» Records:
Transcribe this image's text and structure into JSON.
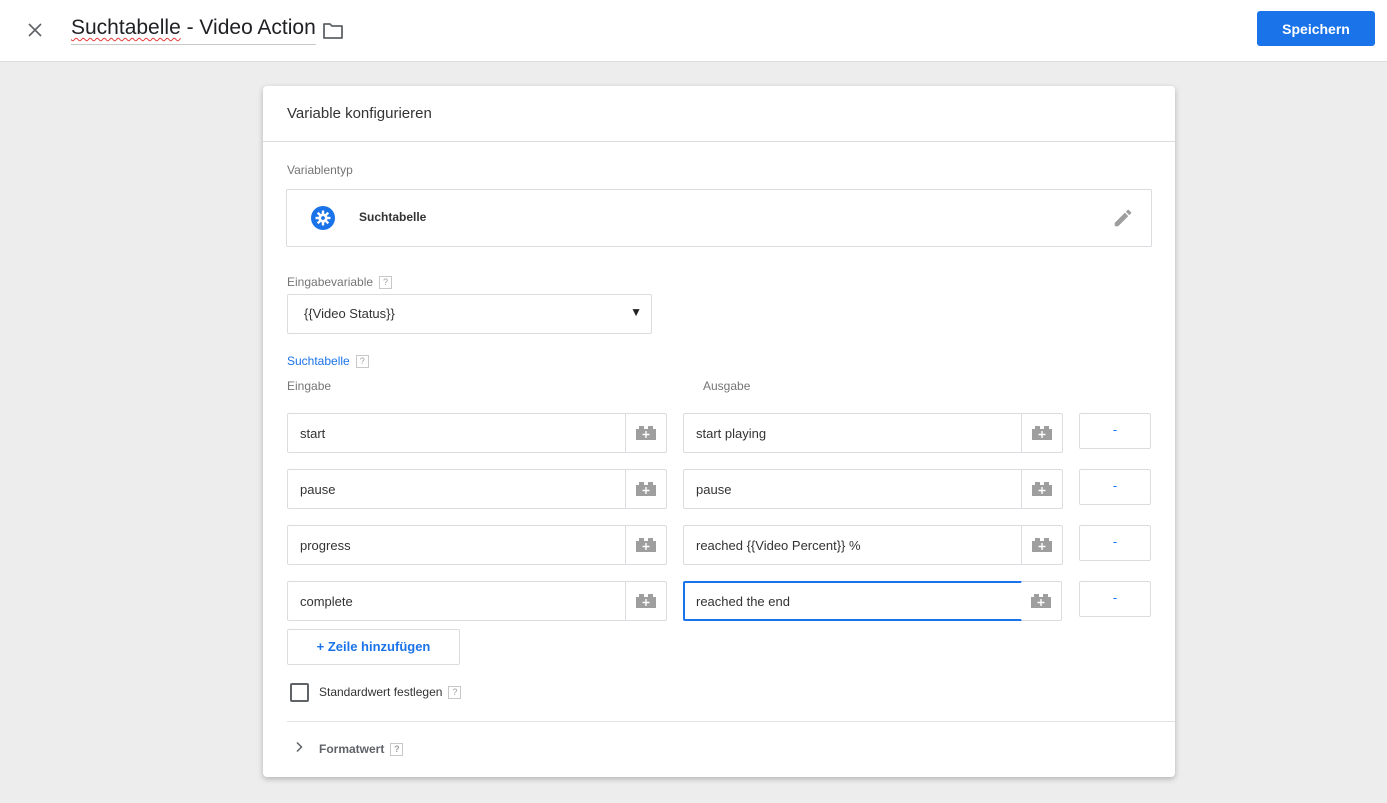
{
  "header": {
    "title_part1": "Suchtabelle",
    "title_part2": " - Video Action",
    "save_label": "Speichern"
  },
  "card": {
    "title": "Variable konfigurieren",
    "variable_type_label": "Variablentyp",
    "variable_type_name": "Suchtabelle",
    "input_variable_label": "Eingabevariable",
    "input_variable_value": "{{Video Status}}",
    "lookup_table_label": "Suchtabelle",
    "input_col_label": "Eingabe",
    "output_col_label": "Ausgabe",
    "rows": [
      {
        "input": "start",
        "output": "start playing",
        "remove": "-"
      },
      {
        "input": "pause",
        "output": "pause",
        "remove": "-"
      },
      {
        "input": "progress",
        "output": "reached {{Video Percent}} %",
        "remove": "-"
      },
      {
        "input": "complete",
        "output": "reached the end",
        "remove": "-"
      }
    ],
    "add_row_label": "+ Zeile hinzufügen",
    "default_value_label": "Standardwert festlegen",
    "format_value_label": "Formatwert",
    "help_glyph": "?"
  },
  "colors": {
    "accent": "#1a73e8",
    "background": "#ededed",
    "border": "#dadce0"
  },
  "icons": [
    "close-icon",
    "folder-icon",
    "gear-icon",
    "pencil-icon",
    "variable-block-icon",
    "chevron-right-icon",
    "dropdown-arrow-icon"
  ]
}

» Prompt: Using the material above, copy every line in which the string "reached" occurs.

» Correct output:
        "output": "reached {{Video Percent}} %",
        "output": "reached the end",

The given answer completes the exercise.